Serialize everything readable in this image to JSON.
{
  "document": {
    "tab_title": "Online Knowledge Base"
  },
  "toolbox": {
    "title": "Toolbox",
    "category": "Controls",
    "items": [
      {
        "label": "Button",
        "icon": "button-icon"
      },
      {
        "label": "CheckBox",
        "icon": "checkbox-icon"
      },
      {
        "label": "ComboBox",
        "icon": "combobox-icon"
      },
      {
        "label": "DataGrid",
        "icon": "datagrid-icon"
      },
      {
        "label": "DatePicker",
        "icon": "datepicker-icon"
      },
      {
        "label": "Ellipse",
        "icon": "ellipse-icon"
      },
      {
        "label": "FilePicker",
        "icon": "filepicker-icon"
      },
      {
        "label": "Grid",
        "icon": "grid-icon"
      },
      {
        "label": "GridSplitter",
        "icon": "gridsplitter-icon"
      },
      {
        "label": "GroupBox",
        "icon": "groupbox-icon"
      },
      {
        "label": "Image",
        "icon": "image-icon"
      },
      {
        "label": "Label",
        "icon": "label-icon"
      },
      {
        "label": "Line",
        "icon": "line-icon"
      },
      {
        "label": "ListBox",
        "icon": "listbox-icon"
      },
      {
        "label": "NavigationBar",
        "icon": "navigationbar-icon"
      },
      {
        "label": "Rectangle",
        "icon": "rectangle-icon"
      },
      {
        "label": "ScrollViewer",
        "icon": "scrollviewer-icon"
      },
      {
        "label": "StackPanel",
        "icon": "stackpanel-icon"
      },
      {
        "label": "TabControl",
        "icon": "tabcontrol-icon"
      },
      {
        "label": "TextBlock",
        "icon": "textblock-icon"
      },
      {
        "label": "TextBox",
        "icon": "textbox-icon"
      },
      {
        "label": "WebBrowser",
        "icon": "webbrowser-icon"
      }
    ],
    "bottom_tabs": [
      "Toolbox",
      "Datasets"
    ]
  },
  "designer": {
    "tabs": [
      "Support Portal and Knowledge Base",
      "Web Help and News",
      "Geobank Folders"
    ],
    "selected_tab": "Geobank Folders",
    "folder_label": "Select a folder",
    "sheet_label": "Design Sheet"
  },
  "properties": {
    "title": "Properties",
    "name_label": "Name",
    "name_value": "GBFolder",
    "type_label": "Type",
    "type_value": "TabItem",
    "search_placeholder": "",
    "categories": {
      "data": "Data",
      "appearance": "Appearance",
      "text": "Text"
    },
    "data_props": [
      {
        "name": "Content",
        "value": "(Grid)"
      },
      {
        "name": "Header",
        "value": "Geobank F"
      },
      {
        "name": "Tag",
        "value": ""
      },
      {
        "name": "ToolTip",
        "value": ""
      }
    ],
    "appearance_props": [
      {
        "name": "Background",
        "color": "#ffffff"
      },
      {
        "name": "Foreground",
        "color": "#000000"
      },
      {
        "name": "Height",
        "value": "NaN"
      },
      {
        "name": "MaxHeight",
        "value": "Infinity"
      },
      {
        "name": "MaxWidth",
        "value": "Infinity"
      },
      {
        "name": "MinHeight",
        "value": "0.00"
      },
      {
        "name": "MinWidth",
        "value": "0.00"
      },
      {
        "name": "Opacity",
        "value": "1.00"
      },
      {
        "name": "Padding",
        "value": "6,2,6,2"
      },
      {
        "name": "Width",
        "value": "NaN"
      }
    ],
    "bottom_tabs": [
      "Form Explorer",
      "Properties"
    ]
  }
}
·····
What is asked: Transcribe each entry exactly.

Answer to this task:
Serialize everything readable in this image to JSON.
{
  "document": {
    "tab_title": "Online Knowledge Base"
  },
  "toolbox": {
    "title": "Toolbox",
    "category": "Controls",
    "items": [
      {
        "label": "Button",
        "icon": "button-icon"
      },
      {
        "label": "CheckBox",
        "icon": "checkbox-icon"
      },
      {
        "label": "ComboBox",
        "icon": "combobox-icon"
      },
      {
        "label": "DataGrid",
        "icon": "datagrid-icon"
      },
      {
        "label": "DatePicker",
        "icon": "datepicker-icon"
      },
      {
        "label": "Ellipse",
        "icon": "ellipse-icon"
      },
      {
        "label": "FilePicker",
        "icon": "filepicker-icon"
      },
      {
        "label": "Grid",
        "icon": "grid-icon"
      },
      {
        "label": "GridSplitter",
        "icon": "gridsplitter-icon"
      },
      {
        "label": "GroupBox",
        "icon": "groupbox-icon"
      },
      {
        "label": "Image",
        "icon": "image-icon"
      },
      {
        "label": "Label",
        "icon": "label-icon"
      },
      {
        "label": "Line",
        "icon": "line-icon"
      },
      {
        "label": "ListBox",
        "icon": "listbox-icon"
      },
      {
        "label": "NavigationBar",
        "icon": "navigationbar-icon"
      },
      {
        "label": "Rectangle",
        "icon": "rectangle-icon"
      },
      {
        "label": "ScrollViewer",
        "icon": "scrollviewer-icon"
      },
      {
        "label": "StackPanel",
        "icon": "stackpanel-icon"
      },
      {
        "label": "TabControl",
        "icon": "tabcontrol-icon"
      },
      {
        "label": "TextBlock",
        "icon": "textblock-icon"
      },
      {
        "label": "TextBox",
        "icon": "textbox-icon"
      },
      {
        "label": "WebBrowser",
        "icon": "webbrowser-icon"
      }
    ],
    "bottom_tabs": [
      "Toolbox",
      "Datasets"
    ]
  },
  "designer": {
    "tabs": [
      "Support Portal and Knowledge Base",
      "Web Help and News",
      "Geobank Folders"
    ],
    "selected_tab": "Geobank Folders",
    "folder_label": "Select a folder",
    "sheet_label": "Design Sheet"
  },
  "properties": {
    "title": "Properties",
    "name_label": "Name",
    "name_value": "GBFolder",
    "type_label": "Type",
    "type_value": "TabItem",
    "search_placeholder": "",
    "categories": {
      "data": "Data",
      "appearance": "Appearance",
      "text": "Text"
    },
    "data_props": [
      {
        "name": "Content",
        "value": "(Grid)"
      },
      {
        "name": "Header",
        "value": "Geobank F"
      },
      {
        "name": "Tag",
        "value": ""
      },
      {
        "name": "ToolTip",
        "value": ""
      }
    ],
    "appearance_props": [
      {
        "name": "Background",
        "color": "#ffffff"
      },
      {
        "name": "Foreground",
        "color": "#000000"
      },
      {
        "name": "Height",
        "value": "NaN"
      },
      {
        "name": "MaxHeight",
        "value": "Infinity"
      },
      {
        "name": "MaxWidth",
        "value": "Infinity"
      },
      {
        "name": "MinHeight",
        "value": "0.00"
      },
      {
        "name": "MinWidth",
        "value": "0.00"
      },
      {
        "name": "Opacity",
        "value": "1.00"
      },
      {
        "name": "Padding",
        "value": "6,2,6,2"
      },
      {
        "name": "Width",
        "value": "NaN"
      }
    ],
    "bottom_tabs": [
      "Form Explorer",
      "Properties"
    ]
  }
}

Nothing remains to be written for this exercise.